** Provided entries **
>> begin
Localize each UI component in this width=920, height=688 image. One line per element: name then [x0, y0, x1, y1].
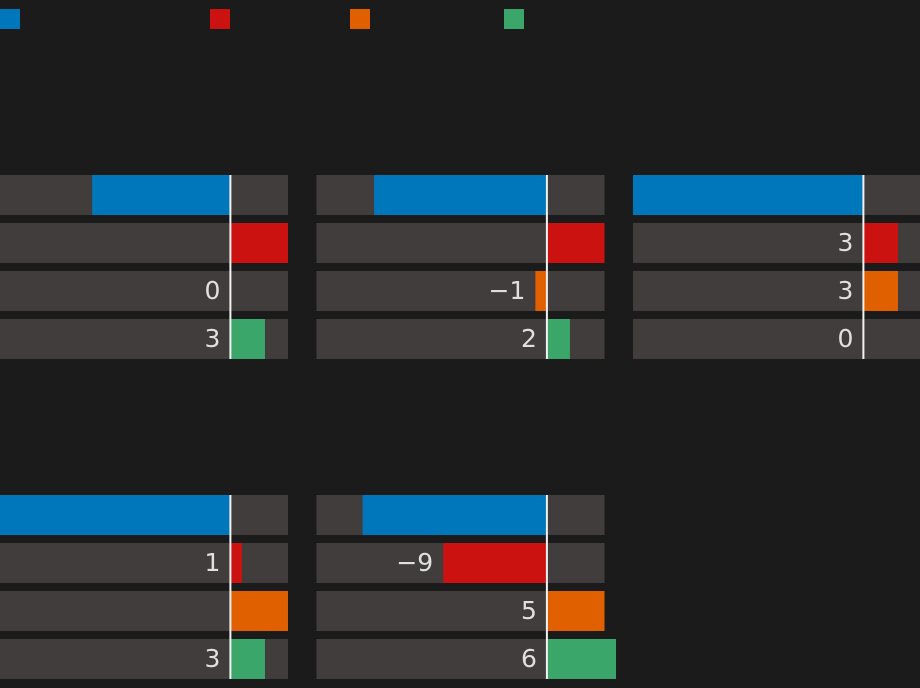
bar-series-2 [863, 223, 898, 263]
bar-series-2 [230, 543, 242, 583]
legend-swatch-series-1 [0, 9, 20, 29]
bar-series-1 [0, 495, 231, 535]
bar-track [633, 319, 920, 359]
panel-4: 13 [0, 495, 288, 679]
panel-1: 03 [0, 175, 288, 359]
bar-series-1 [92, 175, 231, 215]
bar-series-1 [362, 495, 547, 535]
bar-track [0, 271, 288, 311]
value-label: 0 [837, 324, 853, 353]
value-label: 0 [204, 276, 220, 305]
panel-2: −1 2 [316, 175, 605, 359]
value-label: 1 [204, 548, 220, 577]
value-label: −9 [396, 548, 433, 577]
bar-track [316, 271, 605, 311]
legend [0, 0, 920, 40]
value-label: 3 [837, 276, 853, 305]
value-label: 5 [521, 596, 537, 625]
bar-series-2 [546, 223, 605, 263]
bar-series-1 [374, 175, 547, 215]
bar-series-3 [546, 591, 605, 631]
bar-series-2 [230, 223, 288, 263]
bar-series-4 [230, 319, 265, 359]
legend-swatch-series-2 [210, 9, 230, 29]
panel-3: 3 3 0 [633, 175, 920, 359]
value-label: 6 [521, 644, 537, 673]
value-label: 3 [204, 644, 220, 673]
bar-series-4 [230, 639, 265, 679]
legend-swatch-series-3 [350, 9, 370, 29]
bar-series-3 [230, 591, 288, 631]
bar-series-4 [546, 639, 617, 679]
bar-series-2 [443, 543, 547, 583]
value-label: 3 [204, 324, 220, 353]
bar-series-1 [633, 175, 864, 215]
bar-series-3 [863, 271, 898, 311]
value-label: 3 [837, 228, 853, 257]
bar-series-3 [535, 271, 547, 311]
panel-5: −9 5 6 [316, 495, 617, 679]
bar-series-4 [546, 319, 570, 359]
bar-track [0, 543, 288, 583]
legend-swatch-series-4 [504, 9, 524, 29]
value-label: 2 [521, 324, 537, 353]
value-label: −1 [489, 276, 526, 305]
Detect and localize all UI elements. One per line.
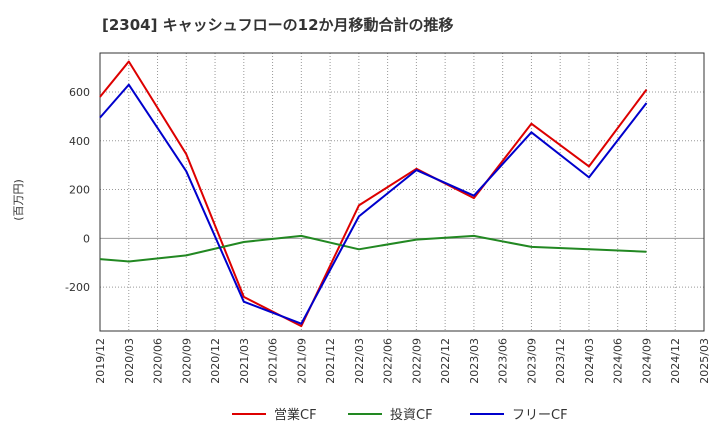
data-point bbox=[243, 301, 245, 303]
y-tick-label: 200 bbox=[69, 184, 90, 197]
data-point bbox=[99, 96, 101, 98]
y-tick-label: 600 bbox=[69, 86, 90, 99]
data-point bbox=[185, 254, 187, 256]
x-tick-label: 2020/12 bbox=[209, 338, 222, 384]
data-point bbox=[358, 248, 360, 250]
y-axis-label: (百万円) bbox=[12, 179, 25, 221]
legend: 営業CF 投資CF フリーCF bbox=[232, 407, 568, 423]
y-tick-label: 400 bbox=[69, 135, 90, 148]
series-layer bbox=[99, 60, 648, 328]
y-tick-label: 0 bbox=[83, 232, 90, 245]
x-tick-label: 2023/12 bbox=[554, 338, 567, 384]
x-tick-label: 2023/09 bbox=[525, 338, 538, 384]
data-point bbox=[128, 61, 130, 63]
data-point bbox=[128, 261, 130, 263]
x-tick-label: 2022/03 bbox=[353, 338, 366, 384]
x-tick-label: 2024/09 bbox=[640, 338, 653, 384]
plot-frame bbox=[99, 52, 705, 332]
x-tick-label: 2021/12 bbox=[324, 338, 337, 384]
x-tick-label: 2021/06 bbox=[267, 338, 280, 384]
data-point bbox=[415, 239, 417, 241]
grid bbox=[100, 53, 704, 331]
legend-label: 営業CF bbox=[274, 407, 317, 423]
chart-title: [2304] キャッシュフローの12か月移動合計の推移 bbox=[102, 16, 454, 34]
data-point bbox=[645, 251, 647, 253]
x-tick-label: 2022/09 bbox=[410, 338, 423, 384]
x-tick-label: 2024/12 bbox=[669, 338, 682, 384]
data-point bbox=[358, 204, 360, 206]
y-tick-label: -200 bbox=[65, 281, 90, 294]
data-point bbox=[530, 131, 532, 133]
data-point bbox=[645, 102, 647, 104]
series-line-2 bbox=[99, 234, 647, 263]
data-point bbox=[300, 235, 302, 237]
x-tick-label: 2021/03 bbox=[238, 338, 251, 384]
data-point bbox=[645, 89, 647, 91]
data-point bbox=[243, 296, 245, 298]
data-point bbox=[530, 123, 532, 125]
data-point bbox=[473, 197, 475, 199]
x-tick-label: 2024/03 bbox=[583, 338, 596, 384]
data-point bbox=[99, 258, 101, 260]
data-point bbox=[588, 165, 590, 167]
data-point bbox=[588, 248, 590, 250]
data-point bbox=[99, 117, 101, 119]
x-tick-label: 2020/06 bbox=[152, 338, 165, 384]
legend-label: 投資CF bbox=[390, 407, 433, 423]
x-tick-label: 2022/06 bbox=[382, 338, 395, 384]
data-point bbox=[185, 170, 187, 172]
x-tick-label: 2024/06 bbox=[612, 338, 625, 384]
x-tick-label: 2023/06 bbox=[497, 338, 510, 384]
x-tick-label: 2025/03 bbox=[698, 338, 711, 384]
data-point bbox=[473, 235, 475, 237]
y-axis-ticks: -200 0 200 400 600 bbox=[65, 86, 90, 294]
x-tick-label: 2022/12 bbox=[439, 338, 452, 384]
data-point bbox=[128, 84, 130, 86]
series-line-3 bbox=[99, 83, 648, 325]
x-tick-label: 2023/03 bbox=[468, 338, 481, 384]
x-tick-label: 2019/12 bbox=[94, 338, 107, 384]
data-point bbox=[185, 153, 187, 155]
x-tick-label: 2021/09 bbox=[295, 338, 308, 384]
x-tick-label: 2020/03 bbox=[123, 338, 136, 384]
data-point bbox=[358, 215, 360, 217]
x-axis-ticks: 2019/12 2020/03 2020/06 2020/09 2020/12 2021/… bbox=[94, 338, 711, 384]
data-point bbox=[588, 176, 590, 178]
data-point bbox=[473, 195, 475, 197]
data-point bbox=[300, 325, 302, 327]
data-point bbox=[243, 241, 245, 243]
data-point bbox=[530, 246, 532, 248]
data-point bbox=[415, 169, 417, 171]
x-tick-label: 2020/09 bbox=[180, 338, 193, 384]
data-point bbox=[300, 323, 302, 325]
series-line-1 bbox=[99, 60, 648, 328]
legend-label: フリーCF bbox=[512, 408, 568, 423]
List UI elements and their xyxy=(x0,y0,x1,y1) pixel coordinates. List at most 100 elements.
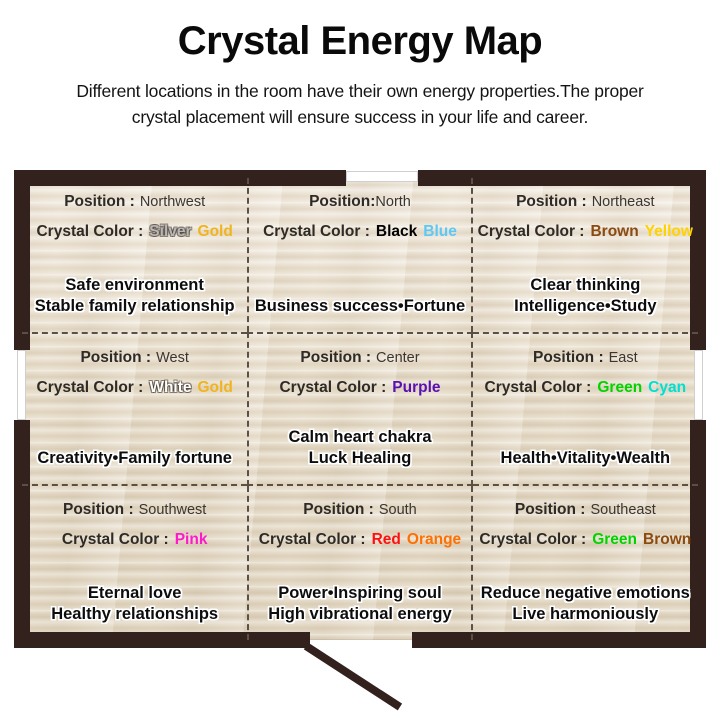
cell-keywords: Business success•Fortune xyxy=(255,296,465,316)
wall-right-upper-segment xyxy=(690,170,706,350)
keyword-line: Calm heart chakra xyxy=(288,428,432,447)
door-swing-line xyxy=(303,642,403,711)
crystal-color-purple: Purple xyxy=(392,378,441,396)
crystal-color-label: Crystal Color : xyxy=(477,222,585,240)
cell-keywords: Safe environment Stable family relationsh… xyxy=(35,275,235,316)
position-label: Position : xyxy=(514,501,586,518)
keyword-line: Healthy relationships xyxy=(51,604,219,623)
crystal-color-line: Crystal Color : Green Brown xyxy=(479,530,691,550)
position-value: South xyxy=(378,502,417,518)
crystal-color-silver: Silver xyxy=(149,222,192,240)
crystal-color-line: Crystal Color : Silver Gold xyxy=(36,222,232,242)
wall-left-upper-segment xyxy=(14,170,30,350)
crystal-color-line: Crystal Color : Purple xyxy=(279,378,440,398)
keyword-line: Health•Vitality•Wealth xyxy=(500,448,671,467)
crystal-color-line: Crystal Color : Red Orange xyxy=(259,530,461,550)
position-value: Center xyxy=(376,350,420,366)
crystal-color-label: Crystal Color : xyxy=(279,378,387,396)
crystal-color-gold: Gold xyxy=(197,378,233,396)
crystal-color-white: White xyxy=(149,378,192,396)
crystal-color-label: Crystal Color : xyxy=(258,530,366,548)
crystal-color-blue: Blue xyxy=(423,222,457,240)
cell-keywords: Reduce negative emotions Live harmoniousl… xyxy=(481,583,690,624)
position-label: Position : xyxy=(64,193,135,210)
position-label: Position : xyxy=(300,349,372,366)
crystal-color-cyan: Cyan xyxy=(648,378,687,396)
wall-top-left-segment xyxy=(14,170,346,186)
crystal-color-pink: Pink xyxy=(174,530,208,548)
crystal-color-line: Crystal Color : Green Cyan xyxy=(485,378,687,398)
crystal-color-line: Crystal Color : Pink xyxy=(62,530,208,550)
cell-keywords: Creativity•Family fortune xyxy=(37,448,232,468)
crystal-color-green: Green xyxy=(597,378,643,396)
energy-cell-southwest[interactable]: Position : Southwest Crystal Color : Pink Et… xyxy=(22,486,247,640)
wall-bottom-right-segment xyxy=(412,632,706,648)
energy-cell-east[interactable]: Position : East Crystal Color : Green Cyan He… xyxy=(472,332,698,486)
energy-cell-northwest[interactable]: Position : Northwest Crystal Color : Silver… xyxy=(22,178,247,332)
cell-keywords: Power•Inspiring soul High vibrational ene… xyxy=(268,583,451,624)
crystal-color-brown: Brown xyxy=(643,530,692,548)
energy-cell-south[interactable]: Position : South Crystal Color : Red Orange P… xyxy=(247,486,473,640)
wall-right-lower-segment xyxy=(690,420,706,648)
keyword-line: Reduce negative emotions xyxy=(480,584,690,603)
wall-top-right-segment xyxy=(418,170,706,186)
keyword-line: Power•Inspiring soul xyxy=(278,584,442,603)
position-value: West xyxy=(156,350,189,366)
position-value: North xyxy=(375,194,411,210)
keyword-line: Clear thinking xyxy=(530,276,641,295)
keyword-line: Business success•Fortune xyxy=(254,296,466,315)
position-label: Position : xyxy=(303,501,374,518)
position-line: Position : West xyxy=(80,348,188,368)
page-title: Crystal Energy Map xyxy=(177,19,543,63)
position-label: Position : xyxy=(516,193,587,210)
keyword-line: Intelligence•Study xyxy=(514,296,657,315)
crystal-color-label: Crystal Color : xyxy=(61,530,169,548)
crystal-color-green: Green xyxy=(592,530,638,548)
crystal-color-gold: Gold xyxy=(197,222,233,240)
position-line: Position : South xyxy=(303,500,417,520)
cell-keywords: Clear thinking Intelligence•Study xyxy=(514,275,656,316)
position-value: Northeast xyxy=(591,194,655,210)
keyword-line: Creativity•Family fortune xyxy=(37,448,232,467)
window-north xyxy=(346,171,418,182)
position-line: Position:North xyxy=(309,192,411,212)
position-value: East xyxy=(608,350,638,366)
position-line: Position : East xyxy=(533,348,638,368)
keyword-line: High vibrational energy xyxy=(268,604,452,623)
crystal-color-label: Crystal Color : xyxy=(36,222,144,240)
wood-floor xyxy=(22,178,698,640)
wall-bottom-left-segment xyxy=(14,632,310,648)
energy-grid: Position : Northwest Crystal Color : Silver… xyxy=(22,178,698,640)
crystal-color-label: Crystal Color : xyxy=(479,530,587,548)
header: Crystal Energy Map Different locations i… xyxy=(0,0,720,131)
window-east xyxy=(694,350,703,420)
position-line: Position : Southeast xyxy=(515,500,656,520)
position-line: Position : Center xyxy=(300,348,419,368)
keyword-line: Safe environment xyxy=(65,276,204,295)
position-line: Position : Northeast xyxy=(516,192,654,212)
wall-left-lower-segment xyxy=(14,420,30,648)
energy-cell-west[interactable]: Position : West Crystal Color : White Gold Cr… xyxy=(22,332,248,486)
position-label: Position: xyxy=(309,193,376,210)
position-line: Position : Northwest xyxy=(64,192,205,212)
energy-cell-northeast[interactable]: Position : Northeast Crystal Color : Brown Y… xyxy=(473,178,698,332)
crystal-color-line: Crystal Color : Black Blue xyxy=(263,222,457,242)
position-value: Northwest xyxy=(139,194,206,210)
crystal-color-yellow: Yellow xyxy=(644,222,693,240)
page-subtitle: Different locations in the room have the… xyxy=(76,81,644,128)
energy-cell-southeast[interactable]: Position : Southeast Crystal Color : Green B… xyxy=(473,486,698,640)
room-floorplan: Position : Northwest Crystal Color : Silver… xyxy=(14,170,706,648)
position-line: Position : Southwest xyxy=(63,500,206,520)
energy-cell-center[interactable]: Position : Center Crystal Color : Purple Cal… xyxy=(247,332,473,486)
crystal-color-black: Black xyxy=(375,222,418,240)
crystal-color-label: Crystal Color : xyxy=(36,378,144,396)
cell-keywords: Calm heart chakra Luck Healing xyxy=(288,427,431,468)
keyword-line: Luck Healing xyxy=(308,448,412,467)
window-west xyxy=(17,350,26,420)
crystal-color-brown: Brown xyxy=(590,222,639,240)
position-label: Position : xyxy=(80,349,152,366)
position-value: Southeast xyxy=(590,502,656,518)
crystal-color-line: Crystal Color : Brown Yellow xyxy=(478,222,693,242)
energy-cell-north[interactable]: Position:North Crystal Color : Black Blue Bu… xyxy=(247,178,473,332)
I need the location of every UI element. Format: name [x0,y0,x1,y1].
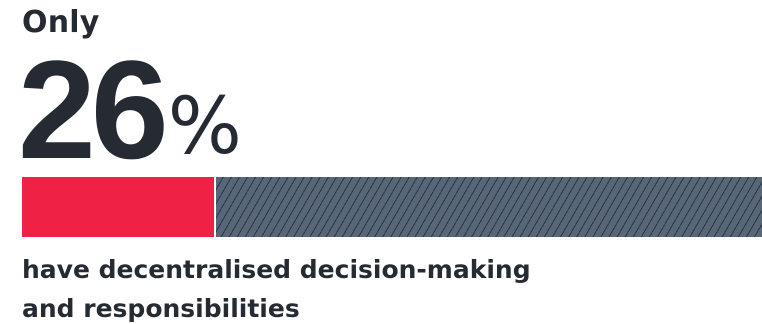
>> end
** Objective **
Rewrite these records as a JSON list of strings, one string per line. Begin at the line that contains "data-point bbox=[243, 301, 245, 303]" and stop after the line that contains "x-tick-label: 2024/09 bbox=[640, 338, 653, 384]".

** Response **
[
  "data-point bbox=[243, 301, 245, 303]",
  "y-tick-label: 200 bbox=[69, 184, 90, 197]",
  "data-point bbox=[99, 96, 101, 98]",
  "y-tick-label: 600 bbox=[69, 86, 90, 99]",
  "data-point bbox=[185, 254, 187, 256]",
  "x-tick-label: 2020/12 bbox=[209, 338, 222, 384]",
  "data-point bbox=[358, 248, 360, 250]",
  "y-axis-label: (百万円) bbox=[12, 179, 25, 221]",
  "legend: 営業CF 投資CF フリーCF bbox=[232, 407, 568, 423]",
  "y-tick-label: 400 bbox=[69, 135, 90, 148]",
  "series-layer bbox=[99, 60, 648, 328]",
  "y-tick-label: 0 bbox=[83, 232, 90, 245]",
  "x-tick-label: 2023/12 bbox=[554, 338, 567, 384]",
  "x-tick-label: 2023/09 bbox=[525, 338, 538, 384]",
  "data-point bbox=[128, 61, 130, 63]",
  "data-point bbox=[128, 261, 130, 263]",
  "x-tick-label: 2022/03 bbox=[353, 338, 366, 384]",
  "x-tick-label: 2024/09 bbox=[640, 338, 653, 384]"
]